_TEXT PROVIDED:_
Liberal prostitution laws make Switzerland trafficking hub

trafficking

It is 8am and the rain is coming down in sheets.

The streets are empty except for a dozen women and their pimps – women from some of the world’s poorest regions including Moldova, Romania, West Africa and Southeast Asia.

Some are still in their teens.

Not far away are numerous massage parlors and saunas offering women and girls for sale.

There is a ‘drive-through’ brothel and, in 2016, a local businessman applied to the city authorities for a license to open a “fellatio cafe”.

The cafe has yet to open, but the application stated that for 50 Swiss francs (£40), customers would be able to choose a woman from photographs on an iPad menu, before ordering sex with their cappuccino.

This is not Amsterdam or a seedy quarter of one Asia’s megacities.

It is Geneva, Switzerland, home to the World Health Organization, the International Committee of the Red Cross and countless other UN bodies and NGOs dedicated to humanitarian causes.

Human trafficking and modern slavery are supposed to be what they are fighting against.

Yet here it is happening at scale right under their noses.

Switzerland is a primary (as opposed to a transit) destination for women being trafficked into the sex trade.

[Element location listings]
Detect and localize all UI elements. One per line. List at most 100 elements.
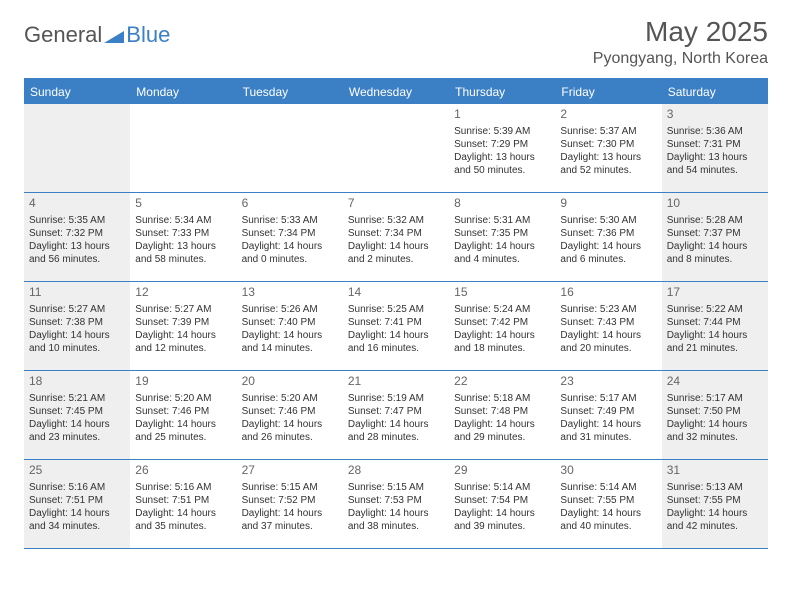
daylight1-text: Daylight: 14 hours [667, 507, 763, 520]
day-cell: 16Sunrise: 5:23 AMSunset: 7:43 PMDayligh… [555, 282, 661, 370]
daylight1-text: Daylight: 13 hours [29, 240, 125, 253]
day-cell: 29Sunrise: 5:14 AMSunset: 7:54 PMDayligh… [449, 460, 555, 548]
daylight2-text: and 50 minutes. [454, 164, 550, 177]
daylight1-text: Daylight: 13 hours [560, 151, 656, 164]
sunset-text: Sunset: 7:34 PM [348, 227, 444, 240]
day-number: 4 [29, 196, 125, 212]
sunrise-text: Sunrise: 5:16 AM [135, 481, 231, 494]
sunrise-text: Sunrise: 5:17 AM [560, 392, 656, 405]
sunset-text: Sunset: 7:41 PM [348, 316, 444, 329]
day-number: 31 [667, 463, 763, 479]
day-cell: 13Sunrise: 5:26 AMSunset: 7:40 PMDayligh… [237, 282, 343, 370]
sunset-text: Sunset: 7:49 PM [560, 405, 656, 418]
daylight1-text: Daylight: 14 hours [135, 418, 231, 431]
sunset-text: Sunset: 7:43 PM [560, 316, 656, 329]
sunset-text: Sunset: 7:48 PM [454, 405, 550, 418]
daylight2-text: and 6 minutes. [560, 253, 656, 266]
logo-triangle-icon [104, 27, 124, 43]
calendar-page: General Blue May 2025 Pyongyang, North K… [0, 0, 792, 557]
day-cell [24, 104, 130, 192]
sunrise-text: Sunrise: 5:39 AM [454, 125, 550, 138]
sunset-text: Sunset: 7:34 PM [242, 227, 338, 240]
day-number: 14 [348, 285, 444, 301]
day-number: 26 [135, 463, 231, 479]
daylight1-text: Daylight: 14 hours [348, 507, 444, 520]
daylight1-text: Daylight: 13 hours [454, 151, 550, 164]
day-number: 25 [29, 463, 125, 479]
daylight1-text: Daylight: 14 hours [348, 418, 444, 431]
week-row: 1Sunrise: 5:39 AMSunset: 7:29 PMDaylight… [24, 104, 768, 193]
daylight1-text: Daylight: 14 hours [454, 240, 550, 253]
sunset-text: Sunset: 7:44 PM [667, 316, 763, 329]
daylight2-text: and 26 minutes. [242, 431, 338, 444]
sunrise-text: Sunrise: 5:13 AM [667, 481, 763, 494]
daylight1-text: Daylight: 14 hours [242, 418, 338, 431]
day-number: 17 [667, 285, 763, 301]
day-number: 10 [667, 196, 763, 212]
sunrise-text: Sunrise: 5:36 AM [667, 125, 763, 138]
daylight2-text: and 16 minutes. [348, 342, 444, 355]
day-cell: 28Sunrise: 5:15 AMSunset: 7:53 PMDayligh… [343, 460, 449, 548]
sunset-text: Sunset: 7:32 PM [29, 227, 125, 240]
sunrise-text: Sunrise: 5:15 AM [348, 481, 444, 494]
sunset-text: Sunset: 7:51 PM [29, 494, 125, 507]
day-cell: 5 Sunrise: 5:34 AMSunset: 7:33 PMDaylight… [130, 193, 236, 281]
day-cell: 8Sunrise: 5:31 AMSunset: 7:35 PMDaylight… [449, 193, 555, 281]
sunrise-text: Sunrise: 5:16 AM [29, 481, 125, 494]
daylight2-text: and 58 minutes. [135, 253, 231, 266]
sunset-text: Sunset: 7:52 PM [242, 494, 338, 507]
sunrise-text: Sunrise: 5:22 AM [667, 303, 763, 316]
daylight2-text: and 8 minutes. [667, 253, 763, 266]
day-number: 21 [348, 374, 444, 390]
day-number: 28 [348, 463, 444, 479]
day-number: 11 [29, 285, 125, 301]
daylight2-text: and 52 minutes. [560, 164, 656, 177]
weekday-header: Thursday [449, 80, 555, 104]
daylight2-text: and 10 minutes. [29, 342, 125, 355]
day-cell: 14Sunrise: 5:25 AMSunset: 7:41 PMDayligh… [343, 282, 449, 370]
weekday-header: Sunday [24, 80, 130, 104]
day-cell: 27Sunrise: 5:15 AMSunset: 7:52 PMDayligh… [237, 460, 343, 548]
day-number: 29 [454, 463, 550, 479]
day-cell [237, 104, 343, 192]
day-number: 9 [560, 196, 656, 212]
daylight1-text: Daylight: 13 hours [135, 240, 231, 253]
day-cell: 23Sunrise: 5:17 AMSunset: 7:49 PMDayligh… [555, 371, 661, 459]
day-cell: 17Sunrise: 5:22 AMSunset: 7:44 PMDayligh… [662, 282, 768, 370]
day-number: 30 [560, 463, 656, 479]
day-number: 24 [667, 374, 763, 390]
daylight2-text: and 56 minutes. [29, 253, 125, 266]
daylight2-text: and 25 minutes. [135, 431, 231, 444]
sunrise-text: Sunrise: 5:23 AM [560, 303, 656, 316]
sunset-text: Sunset: 7:33 PM [135, 227, 231, 240]
weekday-header: Monday [130, 80, 236, 104]
day-cell: 20Sunrise: 5:20 AMSunset: 7:46 PMDayligh… [237, 371, 343, 459]
day-cell: 30Sunrise: 5:14 AMSunset: 7:55 PMDayligh… [555, 460, 661, 548]
daylight1-text: Daylight: 14 hours [348, 240, 444, 253]
sunrise-text: Sunrise: 5:20 AM [242, 392, 338, 405]
day-number: 23 [560, 374, 656, 390]
sunrise-text: Sunrise: 5:27 AM [135, 303, 231, 316]
day-number: 22 [454, 374, 550, 390]
day-number: 5 [135, 196, 231, 212]
daylight2-text: and 20 minutes. [560, 342, 656, 355]
sunrise-text: Sunrise: 5:15 AM [242, 481, 338, 494]
daylight1-text: Daylight: 14 hours [242, 240, 338, 253]
day-cell [130, 104, 236, 192]
sunrise-text: Sunrise: 5:24 AM [454, 303, 550, 316]
daylight1-text: Daylight: 13 hours [667, 151, 763, 164]
week-row: 18Sunrise: 5:21 AMSunset: 7:45 PMDayligh… [24, 371, 768, 460]
daylight1-text: Daylight: 14 hours [242, 329, 338, 342]
daylight1-text: Daylight: 14 hours [560, 329, 656, 342]
weekday-row: SundayMondayTuesdayWednesdayThursdayFrid… [24, 80, 768, 104]
sunrise-text: Sunrise: 5:35 AM [29, 214, 125, 227]
day-cell: 7Sunrise: 5:32 AMSunset: 7:34 PMDaylight… [343, 193, 449, 281]
sunset-text: Sunset: 7:29 PM [454, 138, 550, 151]
day-cell: 31Sunrise: 5:13 AMSunset: 7:55 PMDayligh… [662, 460, 768, 548]
sunrise-text: Sunrise: 5:34 AM [135, 214, 231, 227]
daylight2-text: and 18 minutes. [454, 342, 550, 355]
daylight2-text: and 40 minutes. [560, 520, 656, 533]
sunrise-text: Sunrise: 5:21 AM [29, 392, 125, 405]
sunset-text: Sunset: 7:51 PM [135, 494, 231, 507]
day-cell: 3Sunrise: 5:36 AMSunset: 7:31 PMDaylight… [662, 104, 768, 192]
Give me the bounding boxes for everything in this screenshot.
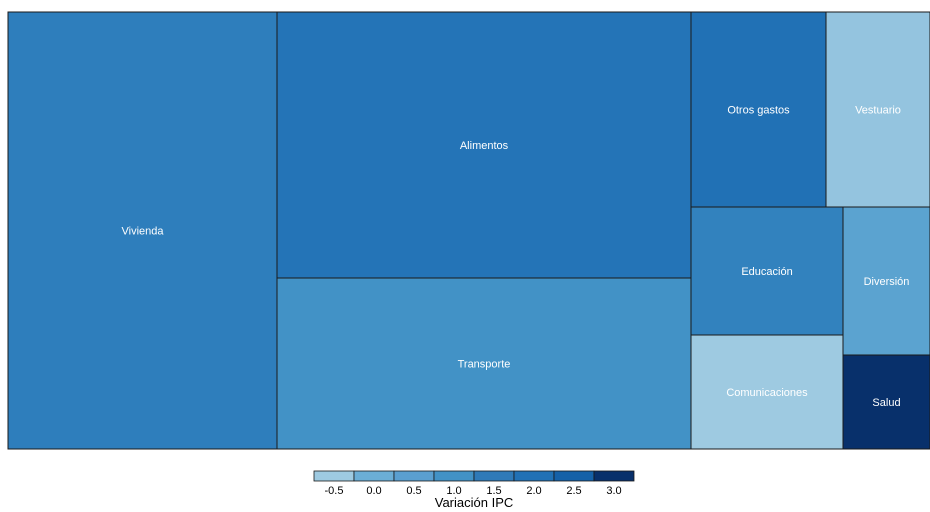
legend-tick-label: 0.5 [406, 485, 421, 497]
legend-tick-label: 3.0 [606, 485, 621, 497]
legend-tick-labels: -0.5 0.0 0.5 1.0 1.5 2.0 2.5 3.0 [325, 485, 622, 497]
treemap-cell-transporte [276, 277, 692, 450]
treemap-cell-comunicaciones [690, 334, 844, 450]
legend-tick-label: 2.0 [526, 485, 541, 497]
treemap-cell-vestuario [825, 11, 930, 208]
legend-swatch [433, 470, 475, 482]
treemap-cell-salud [842, 354, 930, 450]
treemap-label-vestuario: Vestuario [855, 105, 901, 117]
treemap-cells: Vivienda Alimentos Transporte Otros gastos V… [7, 11, 930, 450]
treemap-label-salud: Salud [872, 397, 900, 409]
treemap-label-educacion: Educación [741, 266, 792, 278]
treemap-label-diversion: Diversión [864, 276, 910, 288]
treemap-cell-alimentos [276, 11, 692, 279]
legend-swatch [553, 470, 595, 482]
legend-tick-label: 1.0 [446, 485, 461, 497]
legend-swatch [593, 470, 635, 482]
legend-swatch [313, 470, 355, 482]
color-legend: -0.5 0.0 0.5 1.0 1.5 2.0 2.5 3.0 Variación IPC [313, 470, 635, 510]
legend-tick-label: 2.5 [566, 485, 581, 497]
treemap-cell-diversion [842, 206, 930, 356]
legend-tick-label: 0.0 [366, 485, 381, 497]
legend-swatch [473, 470, 515, 482]
treemap-cell-otros-gastos [690, 11, 827, 208]
treemap-label-otros-gastos: Otros gastos [727, 105, 790, 117]
legend-swatch [353, 470, 395, 482]
treemap-label-vivienda: Vivienda [122, 226, 165, 238]
treemap-label-comunicaciones: Comunicaciones [726, 387, 808, 399]
legend-swatch [393, 470, 435, 482]
legend-swatches [313, 470, 635, 482]
treemap-cell-vivienda [7, 11, 278, 450]
legend-tick-label: 1.5 [486, 485, 501, 497]
treemap-label-alimentos: Alimentos [460, 140, 509, 152]
legend-swatch [513, 470, 555, 482]
treemap-label-transporte: Transporte [458, 359, 511, 371]
treemap-cell-educacion [690, 206, 844, 336]
legend-tick-label: -0.5 [325, 485, 344, 497]
legend-title: Variación IPC [435, 495, 514, 510]
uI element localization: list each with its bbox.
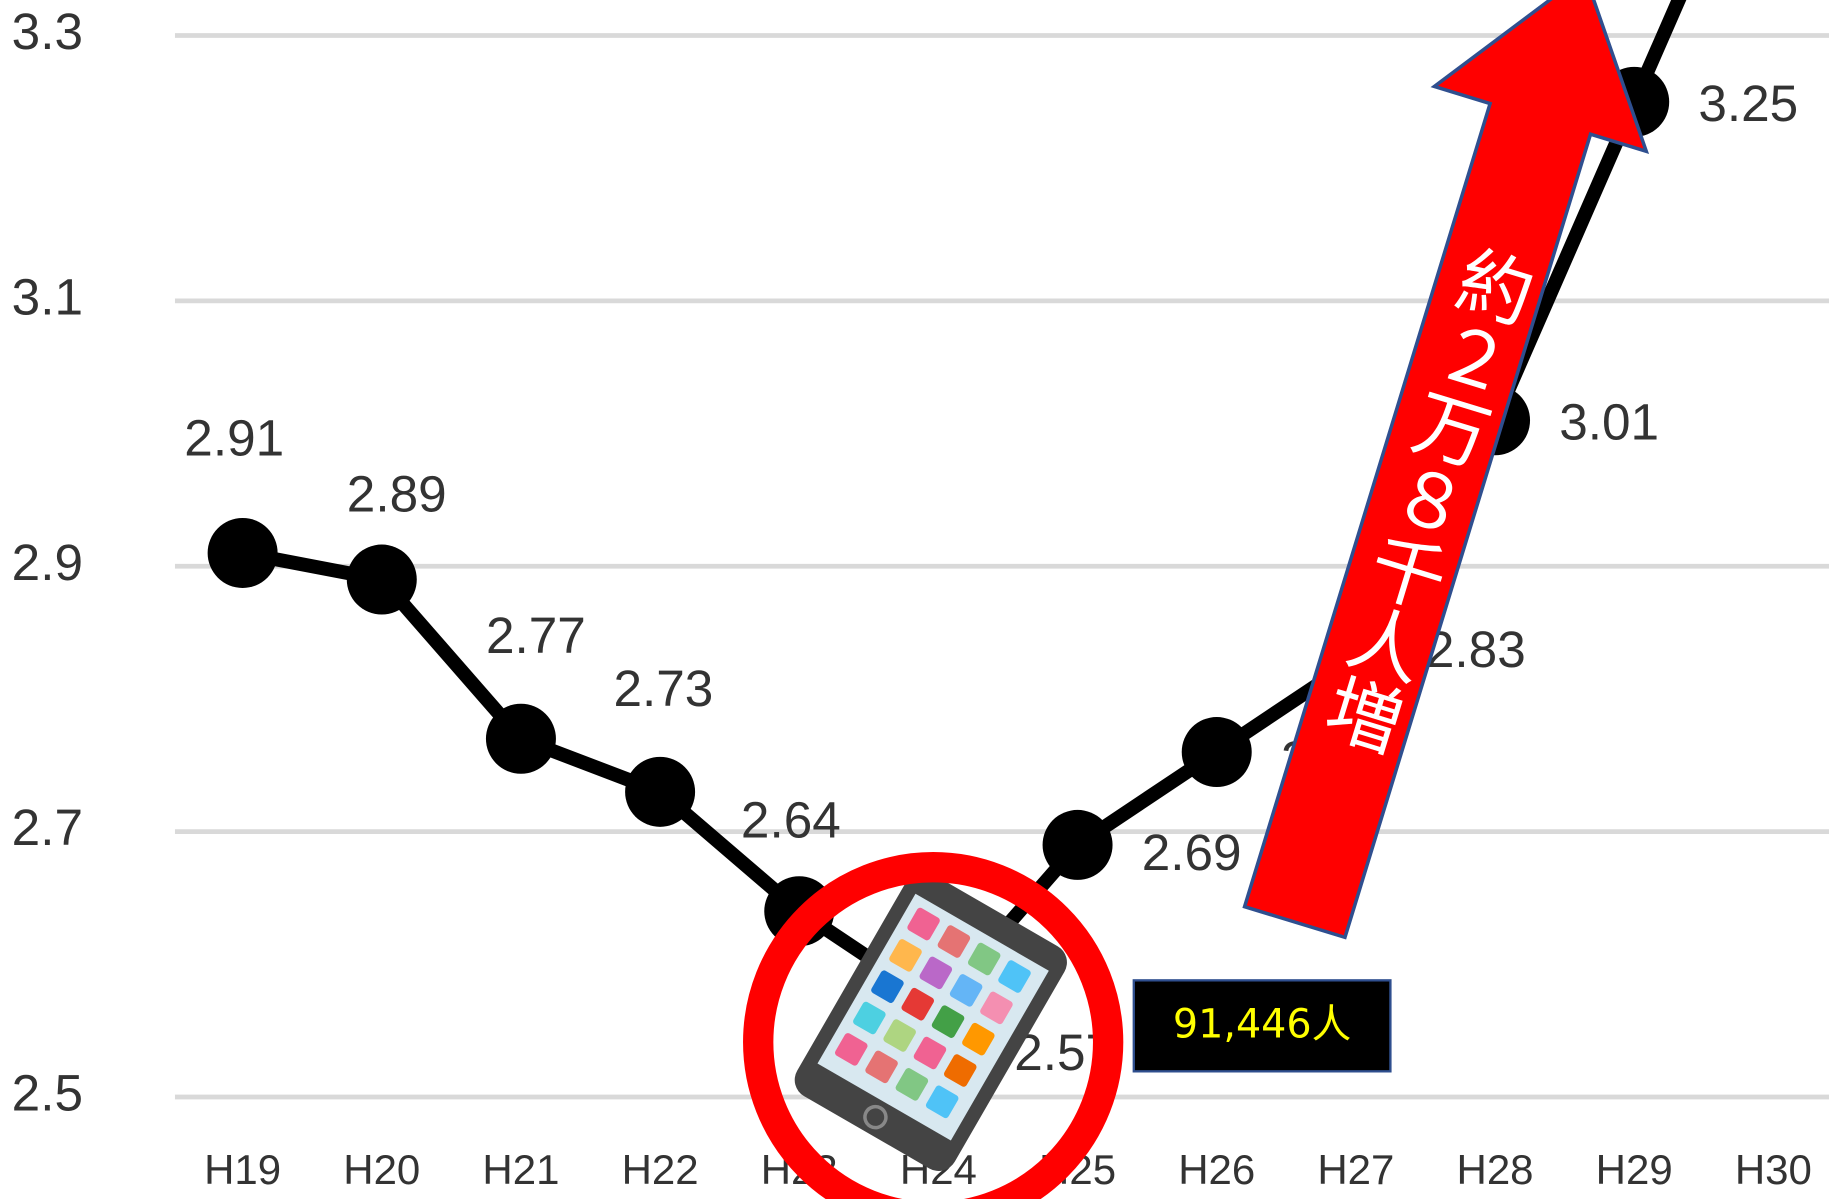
y-tick-label: 2.5 — [12, 1065, 83, 1122]
x-tick-label: H20 — [343, 1146, 420, 1193]
point — [625, 757, 695, 827]
x-tick-label: H19 — [204, 1146, 281, 1193]
y-tick-label: 3.1 — [12, 268, 83, 325]
y-tick-label: 3.3 — [12, 3, 83, 60]
x-tick-label: H27 — [1317, 1146, 1394, 1193]
y-tick-label: 2.9 — [12, 534, 83, 591]
data-label: 3.25 — [1698, 75, 1798, 132]
data-label: 2.73 — [613, 660, 713, 717]
data-label: 2.64 — [741, 791, 841, 848]
data-label: 2.69 — [1142, 824, 1242, 881]
data-label: 2.77 — [486, 607, 586, 664]
point — [347, 545, 417, 615]
x-tick-label: H30 — [1735, 1146, 1812, 1193]
point — [208, 518, 278, 588]
data-label: 2.91 — [184, 410, 284, 467]
x-tick-label: H21 — [482, 1146, 559, 1193]
callout-text: 91,446人 — [1173, 1002, 1351, 1048]
point — [1043, 810, 1113, 880]
x-tick-label: H29 — [1596, 1146, 1673, 1193]
arrow: 約２万８千人増 — [1189, 0, 1691, 954]
point — [1182, 717, 1252, 787]
point — [486, 704, 556, 774]
x-tick-label: H22 — [622, 1146, 699, 1193]
x-tick-label: H28 — [1457, 1146, 1534, 1193]
chart: 2.52.72.93.13.3H19H20H21H22H23H24H25H26H… — [0, 0, 1829, 1199]
data-label: 2.89 — [347, 465, 447, 522]
y-tick-label: 2.7 — [12, 799, 83, 856]
x-tick-label: H26 — [1178, 1146, 1255, 1193]
data-label: 3.01 — [1559, 394, 1659, 451]
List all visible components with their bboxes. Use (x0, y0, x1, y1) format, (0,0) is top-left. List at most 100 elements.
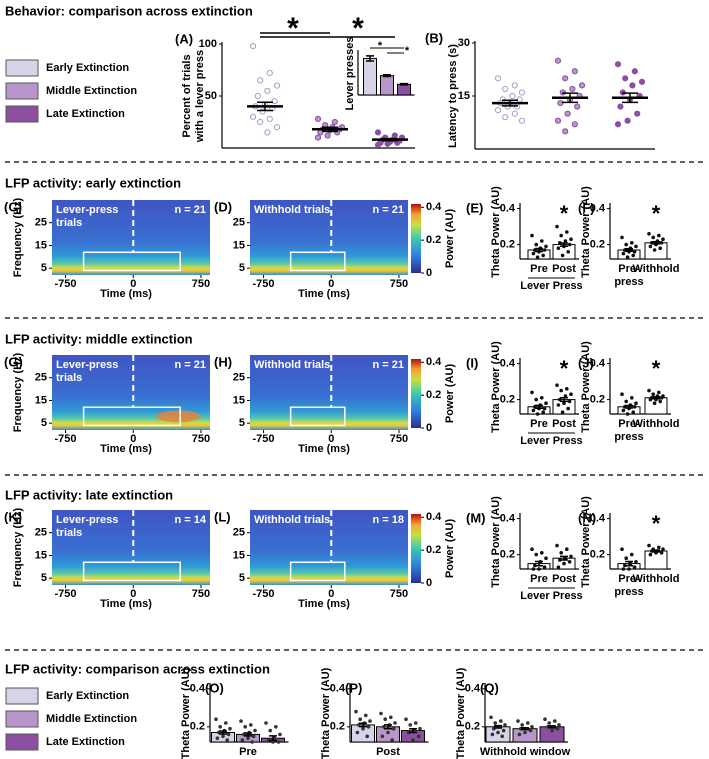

_GIVEN INSTRUCTION:_
List the places the article on Swiss prostitution laws gives as the home regions of the women standing in the Geneva streets.

_RESULT OF THE EXERCISE:_
Moldova, Romania, West Africa, Southeast Asia